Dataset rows
((
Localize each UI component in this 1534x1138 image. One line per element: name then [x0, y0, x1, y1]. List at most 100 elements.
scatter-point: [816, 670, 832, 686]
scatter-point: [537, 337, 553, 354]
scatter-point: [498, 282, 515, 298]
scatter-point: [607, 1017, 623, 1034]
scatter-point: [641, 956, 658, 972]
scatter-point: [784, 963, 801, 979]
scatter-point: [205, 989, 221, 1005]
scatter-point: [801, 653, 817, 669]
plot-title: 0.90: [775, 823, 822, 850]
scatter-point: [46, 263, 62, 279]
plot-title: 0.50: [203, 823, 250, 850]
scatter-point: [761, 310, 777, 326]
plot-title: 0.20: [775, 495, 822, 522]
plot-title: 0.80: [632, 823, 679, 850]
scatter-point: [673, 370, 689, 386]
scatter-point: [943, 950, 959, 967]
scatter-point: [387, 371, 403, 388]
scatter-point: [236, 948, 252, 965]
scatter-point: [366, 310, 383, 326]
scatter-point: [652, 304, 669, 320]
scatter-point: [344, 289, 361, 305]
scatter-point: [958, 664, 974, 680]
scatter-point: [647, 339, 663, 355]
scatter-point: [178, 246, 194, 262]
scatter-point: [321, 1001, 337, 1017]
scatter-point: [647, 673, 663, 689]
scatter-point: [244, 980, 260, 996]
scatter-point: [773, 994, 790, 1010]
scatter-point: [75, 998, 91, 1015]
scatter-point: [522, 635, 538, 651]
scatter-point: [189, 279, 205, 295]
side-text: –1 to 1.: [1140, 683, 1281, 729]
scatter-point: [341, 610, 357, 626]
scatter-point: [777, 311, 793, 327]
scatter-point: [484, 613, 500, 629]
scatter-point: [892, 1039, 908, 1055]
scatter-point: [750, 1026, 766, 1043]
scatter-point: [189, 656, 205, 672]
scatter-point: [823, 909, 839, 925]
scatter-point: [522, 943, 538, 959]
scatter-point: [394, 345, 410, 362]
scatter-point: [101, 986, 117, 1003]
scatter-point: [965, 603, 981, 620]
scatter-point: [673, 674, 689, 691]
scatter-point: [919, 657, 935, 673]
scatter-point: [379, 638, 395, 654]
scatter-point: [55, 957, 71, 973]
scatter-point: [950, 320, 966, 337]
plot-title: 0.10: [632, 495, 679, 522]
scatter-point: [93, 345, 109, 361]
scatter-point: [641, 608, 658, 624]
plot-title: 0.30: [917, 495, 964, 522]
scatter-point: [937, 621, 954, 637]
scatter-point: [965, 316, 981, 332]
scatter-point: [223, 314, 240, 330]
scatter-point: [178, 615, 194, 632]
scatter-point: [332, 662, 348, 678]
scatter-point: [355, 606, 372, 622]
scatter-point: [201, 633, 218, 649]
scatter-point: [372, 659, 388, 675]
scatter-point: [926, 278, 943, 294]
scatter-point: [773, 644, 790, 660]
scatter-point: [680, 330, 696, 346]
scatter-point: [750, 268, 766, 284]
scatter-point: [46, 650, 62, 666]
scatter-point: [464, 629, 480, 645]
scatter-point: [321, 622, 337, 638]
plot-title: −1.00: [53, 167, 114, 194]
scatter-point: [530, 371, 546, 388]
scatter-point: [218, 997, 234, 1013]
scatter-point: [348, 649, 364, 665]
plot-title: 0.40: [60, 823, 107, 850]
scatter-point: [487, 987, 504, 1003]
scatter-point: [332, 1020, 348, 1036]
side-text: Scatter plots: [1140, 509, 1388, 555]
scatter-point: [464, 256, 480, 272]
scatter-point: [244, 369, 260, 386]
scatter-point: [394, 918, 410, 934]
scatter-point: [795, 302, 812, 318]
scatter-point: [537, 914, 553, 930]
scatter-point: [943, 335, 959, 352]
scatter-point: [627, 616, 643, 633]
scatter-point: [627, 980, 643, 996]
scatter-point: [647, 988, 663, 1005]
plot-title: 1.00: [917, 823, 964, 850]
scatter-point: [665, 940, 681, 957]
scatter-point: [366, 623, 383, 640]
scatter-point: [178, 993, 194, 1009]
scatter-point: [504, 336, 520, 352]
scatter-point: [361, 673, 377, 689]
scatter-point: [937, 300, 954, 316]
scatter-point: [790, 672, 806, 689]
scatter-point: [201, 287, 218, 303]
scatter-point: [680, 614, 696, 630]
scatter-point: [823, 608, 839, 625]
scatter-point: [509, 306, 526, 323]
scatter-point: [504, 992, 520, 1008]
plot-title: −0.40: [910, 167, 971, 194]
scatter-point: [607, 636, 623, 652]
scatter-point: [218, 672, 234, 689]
))
**THE REQUEST:** Format the lines from the start of the records through the line containing "scatter-point: [641, 956, 658, 972]", both included, as a JSON list of strings with one string per line and blank lines omitted.

**SOLUTION TO THIS EXERCISE:**
[
  "Localize each UI component in this 1534x1138 image. One line per element: name then [x0, y0, x1, y1]. List at most 100 elements.",
  "scatter-point: [816, 670, 832, 686]",
  "scatter-point: [537, 337, 553, 354]",
  "scatter-point: [498, 282, 515, 298]",
  "scatter-point: [607, 1017, 623, 1034]",
  "scatter-point: [641, 956, 658, 972]"
]